# WHAT YOU HAVE TO DO
In the entries that follow, the first line to write out is the one containing "Decode this image", and the last is the one containing "Transcribe this image's". Reproduce that stretch exactly, with nothing before or after it.

+++ SUPPLIED RECORDS

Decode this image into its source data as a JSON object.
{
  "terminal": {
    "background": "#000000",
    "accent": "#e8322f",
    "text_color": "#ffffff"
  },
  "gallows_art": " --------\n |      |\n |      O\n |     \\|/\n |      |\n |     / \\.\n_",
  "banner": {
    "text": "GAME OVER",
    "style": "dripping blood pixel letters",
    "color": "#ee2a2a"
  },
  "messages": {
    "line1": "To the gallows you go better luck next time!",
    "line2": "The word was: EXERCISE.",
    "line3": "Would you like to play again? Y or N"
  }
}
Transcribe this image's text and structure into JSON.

++++++
+++ SUPPLIED RECORDS

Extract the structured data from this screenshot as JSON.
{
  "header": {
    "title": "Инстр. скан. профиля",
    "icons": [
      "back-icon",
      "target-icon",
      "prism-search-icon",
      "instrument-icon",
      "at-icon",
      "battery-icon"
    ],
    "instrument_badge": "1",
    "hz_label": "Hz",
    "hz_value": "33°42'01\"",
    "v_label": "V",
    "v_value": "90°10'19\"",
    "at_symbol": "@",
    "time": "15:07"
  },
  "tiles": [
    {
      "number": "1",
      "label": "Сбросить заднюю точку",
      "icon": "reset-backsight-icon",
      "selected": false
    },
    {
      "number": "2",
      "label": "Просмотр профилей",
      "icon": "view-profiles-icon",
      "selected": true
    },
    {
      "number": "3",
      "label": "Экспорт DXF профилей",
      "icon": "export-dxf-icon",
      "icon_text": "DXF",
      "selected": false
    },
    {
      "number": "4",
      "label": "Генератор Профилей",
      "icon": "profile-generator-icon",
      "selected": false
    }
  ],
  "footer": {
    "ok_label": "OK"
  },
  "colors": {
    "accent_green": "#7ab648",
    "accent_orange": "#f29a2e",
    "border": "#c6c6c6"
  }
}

++++++
+++ SUPPLIED RECORDS

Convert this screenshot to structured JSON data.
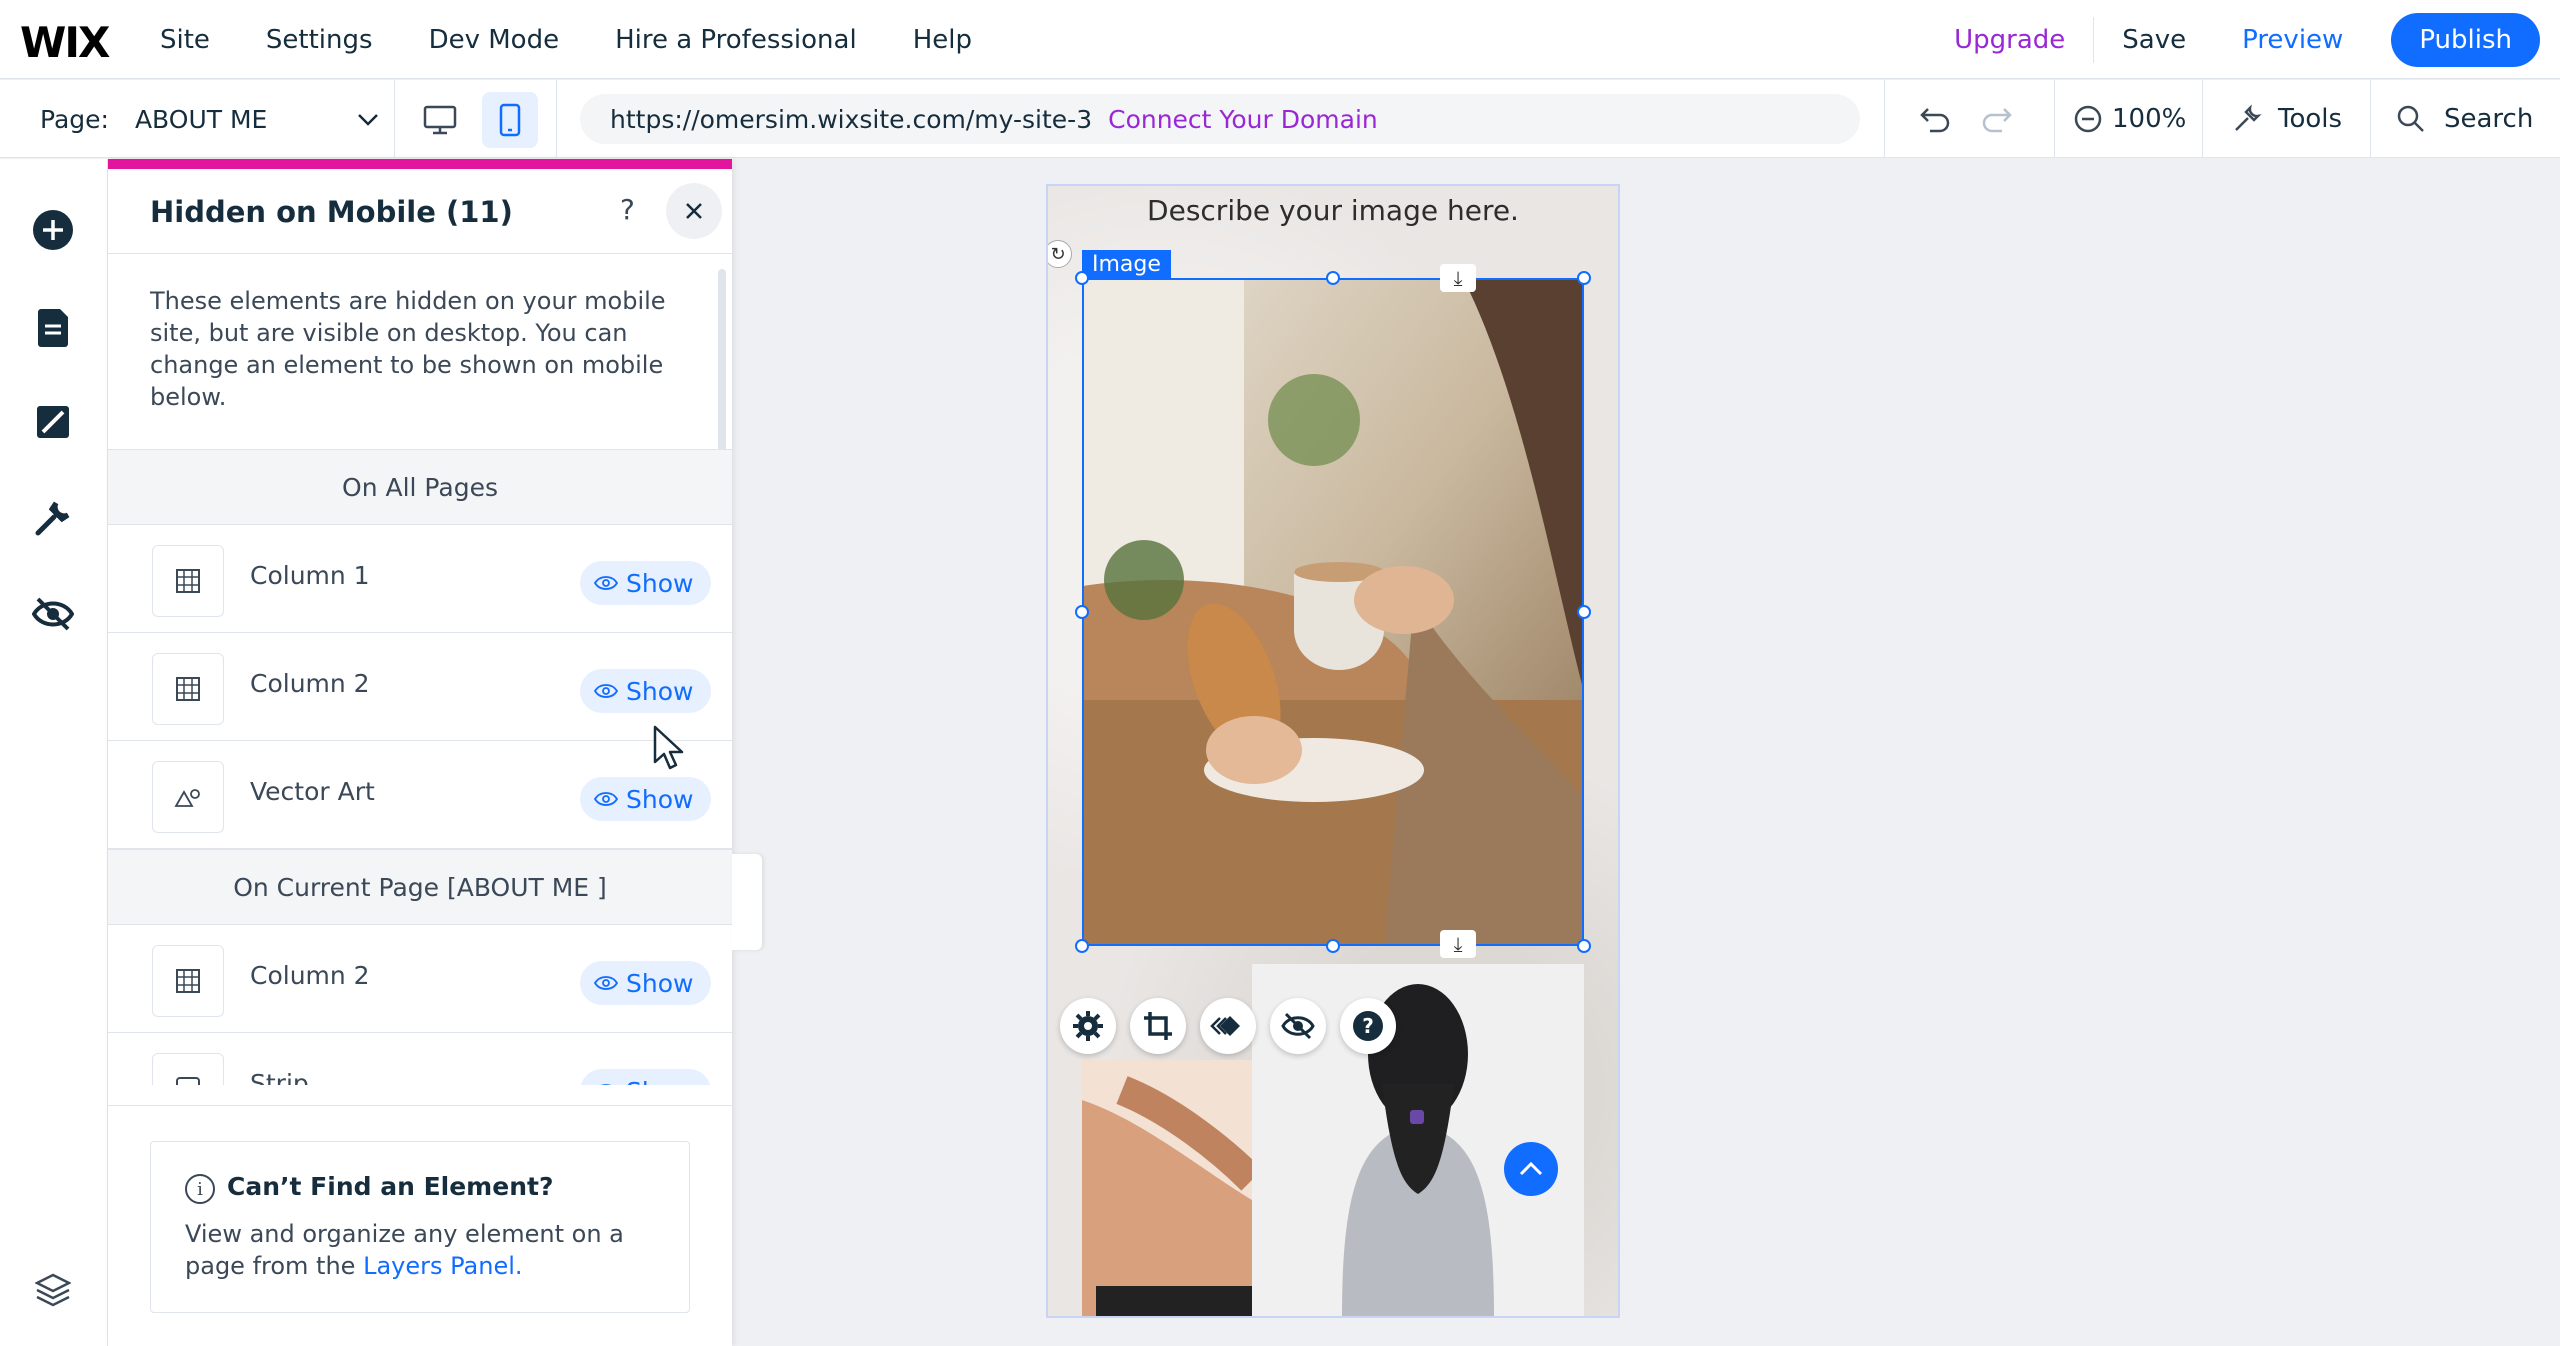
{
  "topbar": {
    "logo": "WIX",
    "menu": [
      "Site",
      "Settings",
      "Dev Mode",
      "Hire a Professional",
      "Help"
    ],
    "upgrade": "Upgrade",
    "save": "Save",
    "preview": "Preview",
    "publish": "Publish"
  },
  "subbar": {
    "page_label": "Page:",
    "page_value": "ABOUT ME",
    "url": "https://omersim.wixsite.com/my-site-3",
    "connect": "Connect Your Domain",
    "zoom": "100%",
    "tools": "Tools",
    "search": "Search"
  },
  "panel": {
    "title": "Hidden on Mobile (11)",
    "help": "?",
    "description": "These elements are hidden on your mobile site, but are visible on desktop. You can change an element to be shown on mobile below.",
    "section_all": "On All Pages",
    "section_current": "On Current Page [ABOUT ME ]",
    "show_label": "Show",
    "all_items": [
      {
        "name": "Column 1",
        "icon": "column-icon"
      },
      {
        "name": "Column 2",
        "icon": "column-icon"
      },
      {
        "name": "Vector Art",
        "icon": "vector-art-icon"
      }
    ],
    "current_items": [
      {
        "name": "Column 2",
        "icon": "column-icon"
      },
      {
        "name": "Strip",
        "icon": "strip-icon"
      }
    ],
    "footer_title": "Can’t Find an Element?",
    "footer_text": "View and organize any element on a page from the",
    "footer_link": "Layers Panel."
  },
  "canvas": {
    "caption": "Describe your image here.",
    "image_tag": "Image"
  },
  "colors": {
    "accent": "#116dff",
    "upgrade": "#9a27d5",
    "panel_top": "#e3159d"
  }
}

++++++

# TASK ANSWER
Decode this image into its source data as a JSON object.
{
  "terminal": {
    "background": "#000000",
    "accent": "#e8322f",
    "text_color": "#ffffff"
  },
  "gallows_art": " --------\n |      |\n |      O\n |     \\|/\n |      |\n |     / \\.\n_",
  "banner": {
    "text": "GAME OVER",
    "style": "dripping blood pixel letters",
    "color": "#ee2a2a"
  },
  "messages": {
    "line1": "To the gallows you go better luck next time!",
    "line2": "The word was: EXERCISE.",
    "line3": "Would you like to play again? Y or N"
  }
}
Transcribe this image's text and structure into JSON.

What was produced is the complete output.